> **What is required**:
From the entries below, gather every line containing the string "Clustering".

> **Data lines**:
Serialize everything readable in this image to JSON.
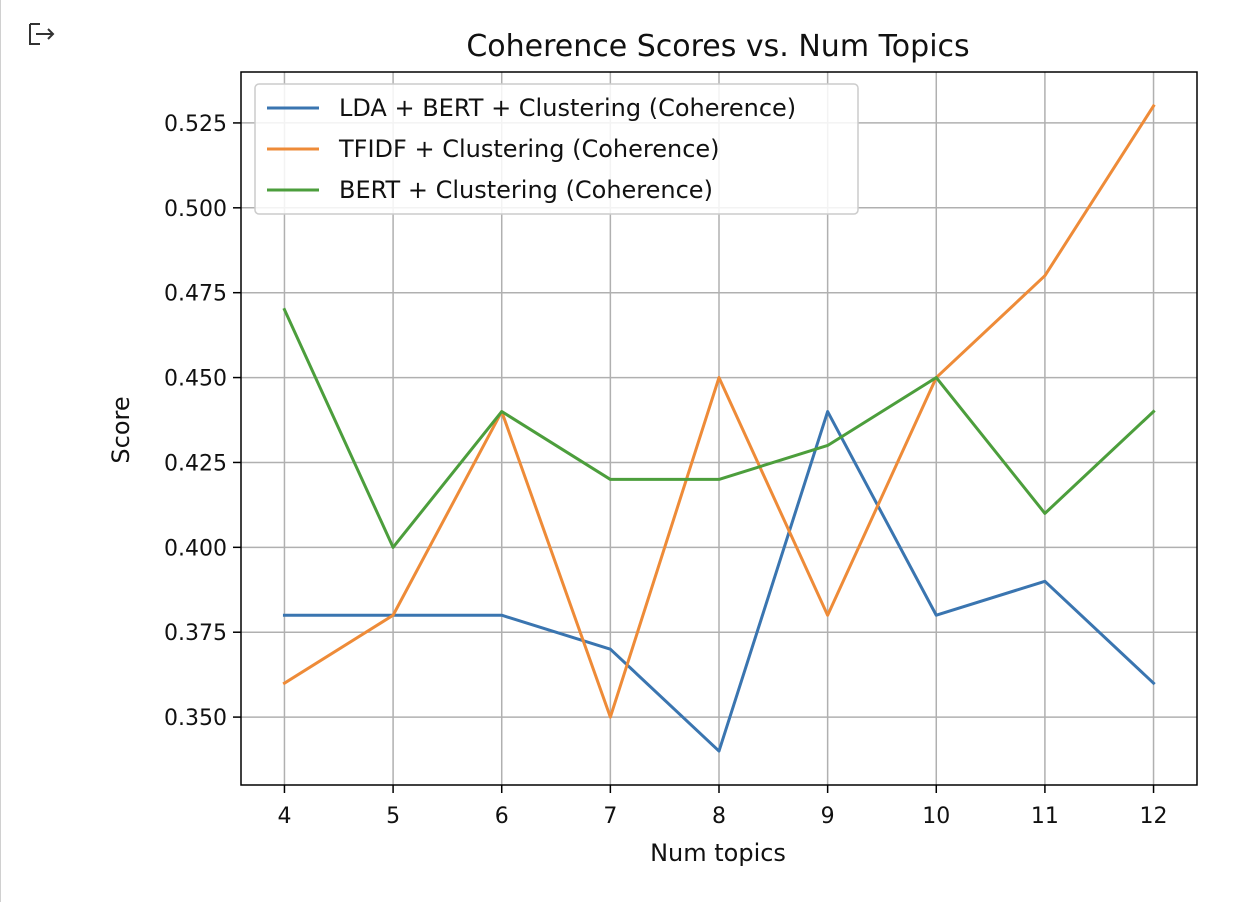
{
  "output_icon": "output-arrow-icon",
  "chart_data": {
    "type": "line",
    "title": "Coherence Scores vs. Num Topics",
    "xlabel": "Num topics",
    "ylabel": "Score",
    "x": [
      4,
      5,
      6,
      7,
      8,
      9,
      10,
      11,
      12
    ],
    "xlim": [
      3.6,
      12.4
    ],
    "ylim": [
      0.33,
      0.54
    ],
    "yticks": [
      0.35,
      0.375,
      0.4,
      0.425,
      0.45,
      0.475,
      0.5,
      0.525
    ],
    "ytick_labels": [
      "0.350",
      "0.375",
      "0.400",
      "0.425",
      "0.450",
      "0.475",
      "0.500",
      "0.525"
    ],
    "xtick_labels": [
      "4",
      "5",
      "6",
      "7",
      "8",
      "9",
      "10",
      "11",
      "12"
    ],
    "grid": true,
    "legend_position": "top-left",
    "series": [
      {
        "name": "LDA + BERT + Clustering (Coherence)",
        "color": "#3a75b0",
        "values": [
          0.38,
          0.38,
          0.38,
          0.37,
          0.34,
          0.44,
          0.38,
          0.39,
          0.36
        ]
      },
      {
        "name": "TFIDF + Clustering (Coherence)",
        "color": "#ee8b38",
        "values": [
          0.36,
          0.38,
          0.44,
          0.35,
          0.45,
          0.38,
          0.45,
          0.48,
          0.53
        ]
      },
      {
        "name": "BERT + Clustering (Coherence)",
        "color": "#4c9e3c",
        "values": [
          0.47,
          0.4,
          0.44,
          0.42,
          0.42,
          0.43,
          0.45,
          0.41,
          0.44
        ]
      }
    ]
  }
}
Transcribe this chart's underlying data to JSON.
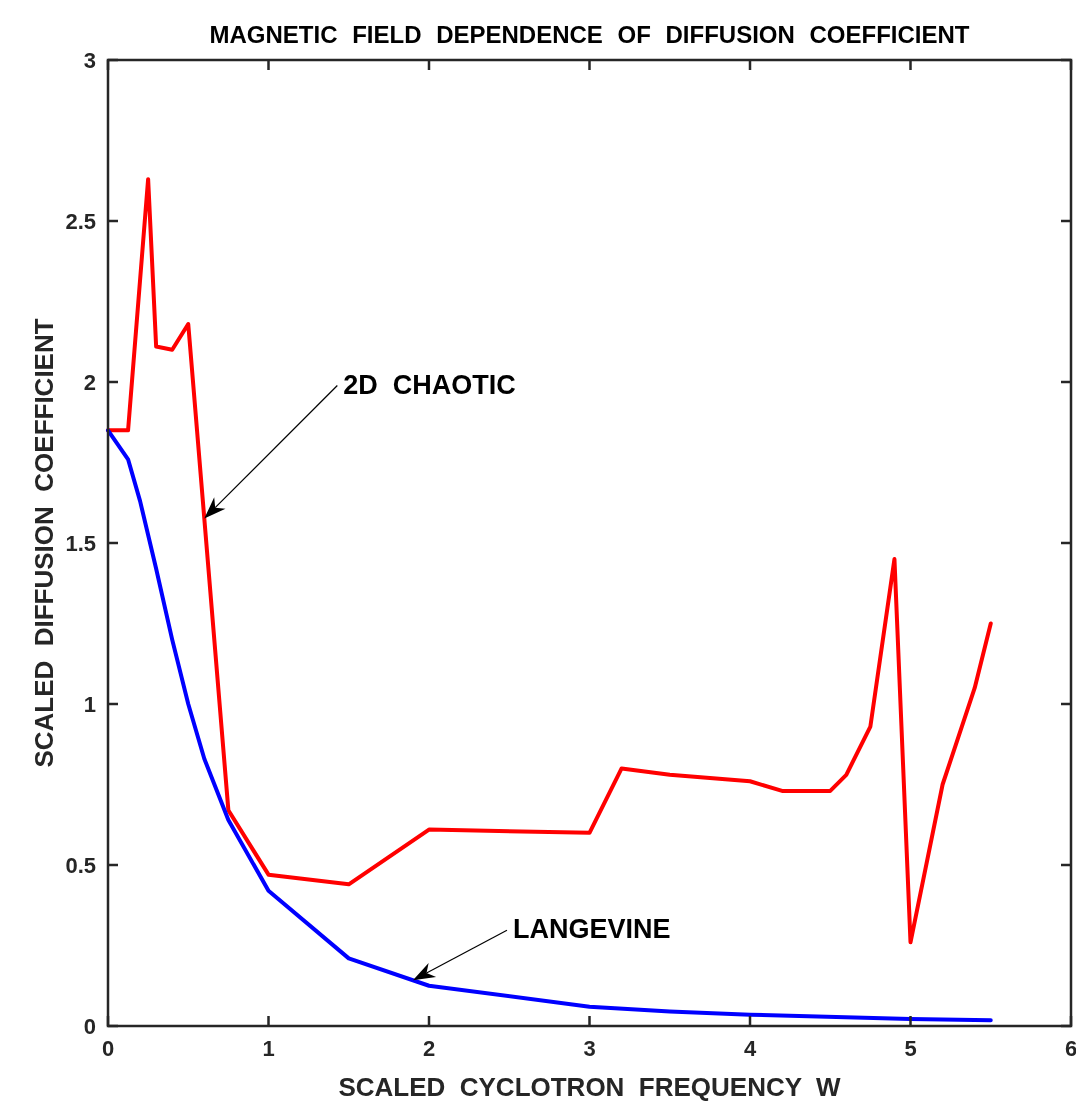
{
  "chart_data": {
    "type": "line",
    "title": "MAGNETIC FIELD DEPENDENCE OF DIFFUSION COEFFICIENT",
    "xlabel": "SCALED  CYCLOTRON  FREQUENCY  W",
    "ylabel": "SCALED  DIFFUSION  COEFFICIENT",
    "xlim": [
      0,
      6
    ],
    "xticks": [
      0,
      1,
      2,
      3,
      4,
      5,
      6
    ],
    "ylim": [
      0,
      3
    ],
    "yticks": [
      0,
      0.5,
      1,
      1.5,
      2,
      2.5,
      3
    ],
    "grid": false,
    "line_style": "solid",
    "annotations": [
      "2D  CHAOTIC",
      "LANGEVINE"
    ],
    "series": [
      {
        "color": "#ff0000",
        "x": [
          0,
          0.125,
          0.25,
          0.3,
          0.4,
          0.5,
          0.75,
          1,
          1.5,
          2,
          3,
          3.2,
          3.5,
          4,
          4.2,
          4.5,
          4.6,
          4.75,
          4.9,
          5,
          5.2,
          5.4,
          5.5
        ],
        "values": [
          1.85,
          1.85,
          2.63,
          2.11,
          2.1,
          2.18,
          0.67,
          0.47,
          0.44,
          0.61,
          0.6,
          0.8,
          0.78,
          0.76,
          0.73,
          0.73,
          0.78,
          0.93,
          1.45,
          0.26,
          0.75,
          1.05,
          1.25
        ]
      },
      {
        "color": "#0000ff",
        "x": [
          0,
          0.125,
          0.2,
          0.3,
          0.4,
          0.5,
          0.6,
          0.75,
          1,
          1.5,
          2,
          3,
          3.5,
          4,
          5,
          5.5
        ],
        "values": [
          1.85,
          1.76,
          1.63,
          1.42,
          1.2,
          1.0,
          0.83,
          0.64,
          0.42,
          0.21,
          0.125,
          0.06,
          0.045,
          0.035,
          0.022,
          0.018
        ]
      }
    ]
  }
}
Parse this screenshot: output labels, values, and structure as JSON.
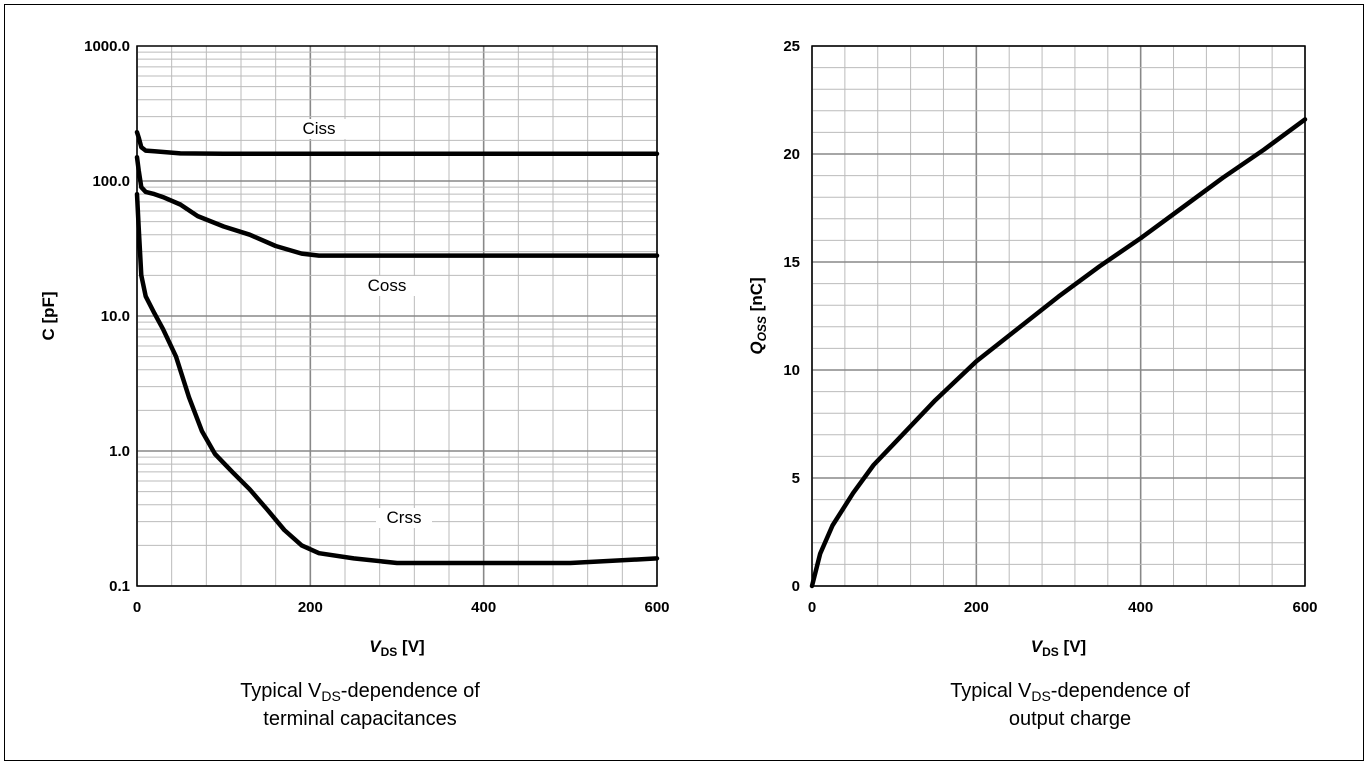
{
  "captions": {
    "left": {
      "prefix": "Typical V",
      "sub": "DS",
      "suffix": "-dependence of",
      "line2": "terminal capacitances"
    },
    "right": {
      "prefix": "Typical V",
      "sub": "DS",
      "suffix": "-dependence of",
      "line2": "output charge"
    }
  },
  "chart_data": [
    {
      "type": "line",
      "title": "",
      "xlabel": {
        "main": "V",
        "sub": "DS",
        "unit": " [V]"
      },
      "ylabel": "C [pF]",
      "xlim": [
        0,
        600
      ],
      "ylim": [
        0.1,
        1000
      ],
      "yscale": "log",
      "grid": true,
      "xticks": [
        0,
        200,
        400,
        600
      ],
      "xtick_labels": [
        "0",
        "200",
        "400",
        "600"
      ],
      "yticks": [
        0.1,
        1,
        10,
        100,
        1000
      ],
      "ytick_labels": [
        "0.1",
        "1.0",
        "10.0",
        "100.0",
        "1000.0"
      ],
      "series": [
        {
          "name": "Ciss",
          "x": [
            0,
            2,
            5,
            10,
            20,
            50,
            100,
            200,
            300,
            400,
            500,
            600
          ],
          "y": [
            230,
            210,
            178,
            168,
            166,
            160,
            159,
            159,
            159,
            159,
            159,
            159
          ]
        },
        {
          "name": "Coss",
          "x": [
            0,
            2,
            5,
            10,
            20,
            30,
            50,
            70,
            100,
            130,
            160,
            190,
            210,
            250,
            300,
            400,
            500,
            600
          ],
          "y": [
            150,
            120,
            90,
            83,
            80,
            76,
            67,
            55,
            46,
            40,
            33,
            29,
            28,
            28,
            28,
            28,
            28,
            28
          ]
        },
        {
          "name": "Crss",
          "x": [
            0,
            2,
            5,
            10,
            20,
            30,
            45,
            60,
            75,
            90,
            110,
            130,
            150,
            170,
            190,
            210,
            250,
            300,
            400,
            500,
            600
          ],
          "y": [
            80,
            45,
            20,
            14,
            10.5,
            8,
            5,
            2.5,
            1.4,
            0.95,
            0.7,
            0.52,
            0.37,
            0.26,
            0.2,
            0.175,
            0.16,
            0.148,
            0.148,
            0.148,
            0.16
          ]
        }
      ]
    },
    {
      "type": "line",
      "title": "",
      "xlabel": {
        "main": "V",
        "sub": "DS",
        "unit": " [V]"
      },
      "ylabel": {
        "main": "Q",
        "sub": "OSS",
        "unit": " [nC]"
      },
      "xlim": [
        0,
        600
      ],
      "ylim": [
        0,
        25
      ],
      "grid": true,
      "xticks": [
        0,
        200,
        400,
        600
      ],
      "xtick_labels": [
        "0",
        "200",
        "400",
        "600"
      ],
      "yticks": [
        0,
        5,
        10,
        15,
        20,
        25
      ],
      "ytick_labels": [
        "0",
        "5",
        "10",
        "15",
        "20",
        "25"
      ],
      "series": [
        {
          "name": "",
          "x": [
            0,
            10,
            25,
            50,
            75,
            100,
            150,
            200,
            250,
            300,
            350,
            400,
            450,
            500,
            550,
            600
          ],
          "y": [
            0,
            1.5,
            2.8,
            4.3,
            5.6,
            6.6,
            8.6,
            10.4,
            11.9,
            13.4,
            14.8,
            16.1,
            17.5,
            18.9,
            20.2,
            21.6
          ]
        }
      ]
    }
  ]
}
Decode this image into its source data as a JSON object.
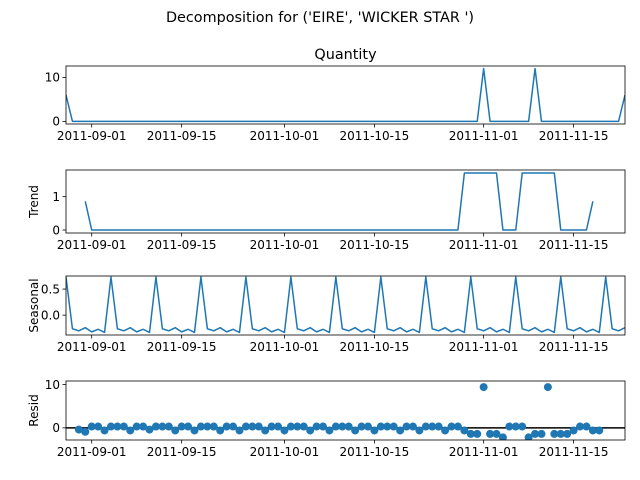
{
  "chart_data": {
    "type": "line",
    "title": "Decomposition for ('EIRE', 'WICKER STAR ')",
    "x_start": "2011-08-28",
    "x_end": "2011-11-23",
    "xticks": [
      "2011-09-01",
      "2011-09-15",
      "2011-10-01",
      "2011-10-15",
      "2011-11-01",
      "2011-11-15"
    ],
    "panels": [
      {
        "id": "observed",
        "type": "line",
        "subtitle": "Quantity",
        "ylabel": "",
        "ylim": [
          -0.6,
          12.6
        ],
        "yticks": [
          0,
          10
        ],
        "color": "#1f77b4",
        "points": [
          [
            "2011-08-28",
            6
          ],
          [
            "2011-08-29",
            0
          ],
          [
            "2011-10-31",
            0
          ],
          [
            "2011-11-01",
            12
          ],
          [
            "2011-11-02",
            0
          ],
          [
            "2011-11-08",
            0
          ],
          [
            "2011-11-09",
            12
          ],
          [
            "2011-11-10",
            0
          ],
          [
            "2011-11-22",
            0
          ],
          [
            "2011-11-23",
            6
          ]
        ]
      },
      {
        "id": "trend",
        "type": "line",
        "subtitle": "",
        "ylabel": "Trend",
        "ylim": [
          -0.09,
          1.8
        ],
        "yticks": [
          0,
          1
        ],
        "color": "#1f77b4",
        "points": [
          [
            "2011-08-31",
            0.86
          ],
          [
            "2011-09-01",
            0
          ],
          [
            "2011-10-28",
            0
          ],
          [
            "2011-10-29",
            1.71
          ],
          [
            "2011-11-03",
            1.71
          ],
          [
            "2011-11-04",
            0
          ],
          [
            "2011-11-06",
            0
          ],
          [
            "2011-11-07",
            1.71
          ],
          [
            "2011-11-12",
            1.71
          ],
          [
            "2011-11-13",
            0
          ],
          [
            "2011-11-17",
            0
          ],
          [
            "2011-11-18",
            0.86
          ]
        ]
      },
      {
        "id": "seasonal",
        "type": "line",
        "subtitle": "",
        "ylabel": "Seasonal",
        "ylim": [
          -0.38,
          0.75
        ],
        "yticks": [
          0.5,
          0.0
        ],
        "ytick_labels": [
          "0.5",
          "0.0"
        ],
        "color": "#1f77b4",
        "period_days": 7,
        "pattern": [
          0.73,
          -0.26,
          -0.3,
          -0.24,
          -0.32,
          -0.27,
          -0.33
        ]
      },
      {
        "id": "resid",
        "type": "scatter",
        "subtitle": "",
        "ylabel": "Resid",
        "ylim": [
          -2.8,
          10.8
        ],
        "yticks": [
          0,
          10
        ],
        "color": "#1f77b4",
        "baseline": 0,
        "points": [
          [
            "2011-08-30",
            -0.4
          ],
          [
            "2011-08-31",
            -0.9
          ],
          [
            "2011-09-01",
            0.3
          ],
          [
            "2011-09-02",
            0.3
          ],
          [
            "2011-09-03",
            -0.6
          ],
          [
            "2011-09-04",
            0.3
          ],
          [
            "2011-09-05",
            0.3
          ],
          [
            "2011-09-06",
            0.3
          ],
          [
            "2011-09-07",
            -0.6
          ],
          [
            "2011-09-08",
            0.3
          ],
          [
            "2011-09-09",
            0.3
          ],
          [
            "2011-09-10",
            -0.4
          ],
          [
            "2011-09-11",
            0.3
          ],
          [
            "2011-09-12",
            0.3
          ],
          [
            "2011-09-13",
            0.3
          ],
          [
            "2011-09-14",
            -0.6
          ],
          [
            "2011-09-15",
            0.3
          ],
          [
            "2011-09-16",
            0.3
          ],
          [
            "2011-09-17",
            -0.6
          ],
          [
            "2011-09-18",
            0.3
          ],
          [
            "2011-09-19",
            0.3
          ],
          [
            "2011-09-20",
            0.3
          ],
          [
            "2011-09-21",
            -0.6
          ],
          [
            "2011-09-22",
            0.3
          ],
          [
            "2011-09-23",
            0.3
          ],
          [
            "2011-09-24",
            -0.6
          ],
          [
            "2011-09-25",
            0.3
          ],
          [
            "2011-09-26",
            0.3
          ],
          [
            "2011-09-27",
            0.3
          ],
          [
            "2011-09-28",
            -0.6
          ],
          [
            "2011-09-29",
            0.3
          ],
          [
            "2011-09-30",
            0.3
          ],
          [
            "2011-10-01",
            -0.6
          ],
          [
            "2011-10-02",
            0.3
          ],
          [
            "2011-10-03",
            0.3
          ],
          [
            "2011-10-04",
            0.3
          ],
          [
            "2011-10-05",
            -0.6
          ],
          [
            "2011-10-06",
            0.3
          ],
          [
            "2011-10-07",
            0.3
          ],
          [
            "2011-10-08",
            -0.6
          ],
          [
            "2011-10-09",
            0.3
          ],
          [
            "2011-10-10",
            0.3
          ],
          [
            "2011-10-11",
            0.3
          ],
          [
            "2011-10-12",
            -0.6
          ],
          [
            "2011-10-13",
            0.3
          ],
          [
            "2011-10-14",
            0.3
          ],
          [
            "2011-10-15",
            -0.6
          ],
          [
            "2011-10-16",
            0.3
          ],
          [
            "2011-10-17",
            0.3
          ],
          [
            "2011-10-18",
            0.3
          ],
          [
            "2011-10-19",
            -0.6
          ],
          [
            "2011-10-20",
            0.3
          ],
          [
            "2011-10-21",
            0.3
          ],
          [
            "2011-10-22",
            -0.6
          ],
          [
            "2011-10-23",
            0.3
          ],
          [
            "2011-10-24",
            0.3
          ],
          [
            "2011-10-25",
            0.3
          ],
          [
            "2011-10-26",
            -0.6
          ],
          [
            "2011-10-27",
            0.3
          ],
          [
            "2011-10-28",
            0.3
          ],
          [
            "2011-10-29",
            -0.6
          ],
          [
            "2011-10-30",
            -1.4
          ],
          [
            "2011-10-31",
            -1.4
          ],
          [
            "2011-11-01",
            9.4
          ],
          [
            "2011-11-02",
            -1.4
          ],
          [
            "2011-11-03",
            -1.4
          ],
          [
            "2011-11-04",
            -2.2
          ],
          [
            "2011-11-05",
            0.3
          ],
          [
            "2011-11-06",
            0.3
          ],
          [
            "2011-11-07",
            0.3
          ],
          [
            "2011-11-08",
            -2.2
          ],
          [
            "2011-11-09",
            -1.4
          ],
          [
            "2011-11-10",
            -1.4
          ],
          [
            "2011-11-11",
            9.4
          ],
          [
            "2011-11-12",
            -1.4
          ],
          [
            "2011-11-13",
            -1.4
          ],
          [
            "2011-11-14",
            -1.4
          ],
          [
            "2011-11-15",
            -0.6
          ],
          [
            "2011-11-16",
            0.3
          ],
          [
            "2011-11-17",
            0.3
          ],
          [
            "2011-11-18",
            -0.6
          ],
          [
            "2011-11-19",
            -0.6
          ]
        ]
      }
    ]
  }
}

> **Written response**:
        "name": "LDA + BERT + Clustering (Coherence)",
        "name": "TFIDF + Clustering (Coherence)",
        "name": "BERT + Clustering (Coherence)",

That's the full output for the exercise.